_Selected excerpt_.

===

Researchers have suggested that people, who experience chronic sleep disturbance - either through their work, insomnia or other reasons - could face an earlier onset of dementia and Alzheimer's.
Domenico Pratico, professor of pharmacology and microbiology/immunology in Temple's School of Medicine, who led the study, and his team looked at longitudinal studies which indicated that people who reported chronic sleep disturbances often developed Alzheimer's disease.
For the study, they used a transgenic Alzheimer's mouse model that begins developing memory and learning impairment at about one year-the equivalent of a human that is mid-50-60 years in age-and at 14-15 months have the typical human brain pathology of Alzheimer's, including amyloid plaques and tau protein tangles, the two major brain pathological/lesion signatures for the disease.
The eight week study began when the mice were approximately six months old, or the equivalent of an adult human in their 40s. One group of mice was kept on a schedule of 12 hours of light and 12 hours of darkness, while a second group was subjected to 20 hours of light and only four hours of darkness, greatly reducing their amount of sleep.

===

_Exercise details_. Continue the passage on sleep disruption and Alzheimer's in mice, starting right after its final sentence.

===

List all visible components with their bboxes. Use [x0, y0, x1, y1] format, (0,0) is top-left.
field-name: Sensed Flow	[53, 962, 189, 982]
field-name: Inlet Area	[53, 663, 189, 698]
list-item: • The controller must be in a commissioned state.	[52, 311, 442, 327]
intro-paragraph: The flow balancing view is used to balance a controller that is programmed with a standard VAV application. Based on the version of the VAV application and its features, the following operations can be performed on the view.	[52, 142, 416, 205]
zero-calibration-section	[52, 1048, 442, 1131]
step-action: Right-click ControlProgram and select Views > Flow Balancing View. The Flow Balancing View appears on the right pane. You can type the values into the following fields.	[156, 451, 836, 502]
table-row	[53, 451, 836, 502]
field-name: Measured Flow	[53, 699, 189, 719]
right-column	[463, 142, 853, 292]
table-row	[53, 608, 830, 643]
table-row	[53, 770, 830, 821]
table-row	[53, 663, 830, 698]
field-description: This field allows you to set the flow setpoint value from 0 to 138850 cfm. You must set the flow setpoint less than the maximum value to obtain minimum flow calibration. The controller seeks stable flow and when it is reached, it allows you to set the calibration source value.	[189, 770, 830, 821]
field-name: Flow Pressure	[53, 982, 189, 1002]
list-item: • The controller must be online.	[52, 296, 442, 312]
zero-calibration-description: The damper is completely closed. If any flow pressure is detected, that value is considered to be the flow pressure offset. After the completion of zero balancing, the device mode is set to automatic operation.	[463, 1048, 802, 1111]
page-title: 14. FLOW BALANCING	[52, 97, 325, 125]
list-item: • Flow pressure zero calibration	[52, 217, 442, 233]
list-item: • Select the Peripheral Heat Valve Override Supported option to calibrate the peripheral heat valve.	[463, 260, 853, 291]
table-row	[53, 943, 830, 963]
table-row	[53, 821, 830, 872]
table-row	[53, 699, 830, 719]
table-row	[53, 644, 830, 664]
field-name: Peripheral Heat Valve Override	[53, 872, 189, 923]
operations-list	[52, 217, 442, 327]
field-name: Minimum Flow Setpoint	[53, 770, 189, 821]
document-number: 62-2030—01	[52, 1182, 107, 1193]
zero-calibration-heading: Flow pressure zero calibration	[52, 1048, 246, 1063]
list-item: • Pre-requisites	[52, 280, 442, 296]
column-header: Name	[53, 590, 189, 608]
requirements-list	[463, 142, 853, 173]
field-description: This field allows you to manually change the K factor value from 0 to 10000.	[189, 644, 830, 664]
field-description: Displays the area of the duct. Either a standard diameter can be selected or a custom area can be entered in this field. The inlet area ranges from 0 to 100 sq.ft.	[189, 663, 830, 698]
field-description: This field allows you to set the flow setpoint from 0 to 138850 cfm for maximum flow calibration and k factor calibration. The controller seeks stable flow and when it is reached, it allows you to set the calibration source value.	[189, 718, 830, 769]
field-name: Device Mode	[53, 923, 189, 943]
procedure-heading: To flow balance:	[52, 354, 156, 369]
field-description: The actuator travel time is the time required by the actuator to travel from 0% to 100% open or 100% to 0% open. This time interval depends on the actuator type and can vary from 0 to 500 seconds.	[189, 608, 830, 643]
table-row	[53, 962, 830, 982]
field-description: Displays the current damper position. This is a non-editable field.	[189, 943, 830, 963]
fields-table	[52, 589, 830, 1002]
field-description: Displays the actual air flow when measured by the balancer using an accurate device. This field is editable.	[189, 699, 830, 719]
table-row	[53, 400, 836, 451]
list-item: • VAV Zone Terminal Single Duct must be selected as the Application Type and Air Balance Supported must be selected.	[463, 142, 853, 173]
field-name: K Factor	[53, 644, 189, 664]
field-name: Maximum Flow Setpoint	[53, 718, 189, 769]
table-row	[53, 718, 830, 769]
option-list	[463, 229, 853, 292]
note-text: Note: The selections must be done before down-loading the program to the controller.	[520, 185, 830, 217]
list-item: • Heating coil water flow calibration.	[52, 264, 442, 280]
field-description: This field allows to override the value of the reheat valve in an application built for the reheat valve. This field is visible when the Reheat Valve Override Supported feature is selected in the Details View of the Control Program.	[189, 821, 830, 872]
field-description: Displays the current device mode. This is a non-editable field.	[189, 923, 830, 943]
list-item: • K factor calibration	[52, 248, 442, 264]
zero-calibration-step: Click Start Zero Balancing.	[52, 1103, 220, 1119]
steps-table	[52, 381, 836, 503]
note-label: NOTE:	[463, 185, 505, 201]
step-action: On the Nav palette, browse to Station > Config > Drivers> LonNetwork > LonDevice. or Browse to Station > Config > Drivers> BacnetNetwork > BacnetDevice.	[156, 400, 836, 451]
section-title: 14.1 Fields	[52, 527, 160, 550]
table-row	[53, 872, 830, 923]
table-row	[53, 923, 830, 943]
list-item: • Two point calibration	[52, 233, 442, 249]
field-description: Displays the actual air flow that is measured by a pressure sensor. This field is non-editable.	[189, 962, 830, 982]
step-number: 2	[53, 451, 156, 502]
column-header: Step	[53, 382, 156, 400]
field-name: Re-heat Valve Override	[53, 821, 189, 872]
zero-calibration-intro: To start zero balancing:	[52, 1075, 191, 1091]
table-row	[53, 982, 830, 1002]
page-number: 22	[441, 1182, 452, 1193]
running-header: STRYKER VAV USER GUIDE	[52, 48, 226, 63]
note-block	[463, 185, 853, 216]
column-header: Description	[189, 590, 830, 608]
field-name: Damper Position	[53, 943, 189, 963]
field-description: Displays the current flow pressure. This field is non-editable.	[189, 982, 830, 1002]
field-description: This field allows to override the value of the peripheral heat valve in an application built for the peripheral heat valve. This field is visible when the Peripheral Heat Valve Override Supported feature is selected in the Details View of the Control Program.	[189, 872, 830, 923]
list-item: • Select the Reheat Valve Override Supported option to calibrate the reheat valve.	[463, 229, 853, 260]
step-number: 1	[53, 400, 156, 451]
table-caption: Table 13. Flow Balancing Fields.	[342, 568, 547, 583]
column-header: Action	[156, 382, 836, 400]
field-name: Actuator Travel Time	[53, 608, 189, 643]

===

_Response to the exercise_.
Pratico said that at the end of the eight weeks, when they tested the mice for memory, the group which had the reduced sleep demonstrated significant impairment in their working and retention memory, as well as their learning ability.
The researchers then examined the mice's brains to look at the different aspects of the Alzheimer's pathology - mainly the amyloid plaques and tau protein tangles.
Pratico said that because of the tau's abnormal phosphorylation, the sleep deprived mice had a huge disruption of this synaptic connection, asserting that this disruption will eventually impair the brain's ability for learning, forming new memory and other cognitive functions, and contributes to Alzheimer's disease.